_Goal of the exercise_
Quote the records that follow in full, leaving the pictures out.

_Data provided_
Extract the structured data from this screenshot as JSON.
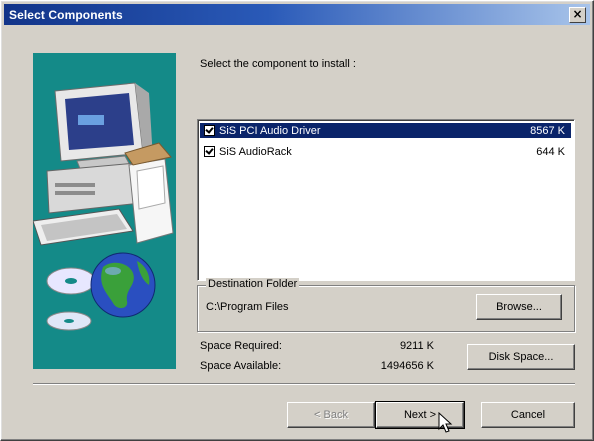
{
  "window": {
    "title": "Select Components",
    "close_glyph": "×"
  },
  "instruction": "Select the component to install :",
  "components": [
    {
      "name": "SiS PCI Audio Driver",
      "size": "8567 K",
      "checked": true,
      "selected": true
    },
    {
      "name": "SiS AudioRack",
      "size": "644 K",
      "checked": true,
      "selected": false
    }
  ],
  "destination": {
    "legend": "Destination Folder",
    "path": "C:\\Program Files",
    "browse_label": "Browse..."
  },
  "space": {
    "required_label": "Space Required:",
    "required_value": "9211 K",
    "available_label": "Space Available:",
    "available_value": "1494656 K",
    "disk_space_label": "Disk Space..."
  },
  "buttons": {
    "back_label": "< Back",
    "next_label": "Next >",
    "cancel_label": "Cancel"
  },
  "colors": {
    "art_bg": "#148a88",
    "selection": "#0a246a",
    "title_start": "#123489"
  }
}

_Result for this exercise_
Extract the structured data from this screenshot as JSON.
{
  "window": {
    "title": "Select Components",
    "close_glyph": "×"
  },
  "instruction": "Select the component to install :",
  "components": [
    {
      "name": "SiS PCI Audio Driver",
      "size": "8567 K",
      "checked": true,
      "selected": true
    },
    {
      "name": "SiS AudioRack",
      "size": "644 K",
      "checked": true,
      "selected": false
    }
  ],
  "destination": {
    "legend": "Destination Folder",
    "path": "C:\\Program Files",
    "browse_label": "Browse..."
  },
  "space": {
    "required_label": "Space Required:",
    "required_value": "9211 K",
    "available_label": "Space Available:",
    "available_value": "1494656 K",
    "disk_space_label": "Disk Space..."
  },
  "buttons": {
    "back_label": "< Back",
    "next_label": "Next >",
    "cancel_label": "Cancel"
  },
  "colors": {
    "art_bg": "#148a88",
    "selection": "#0a246a",
    "title_start": "#123489"
  }
}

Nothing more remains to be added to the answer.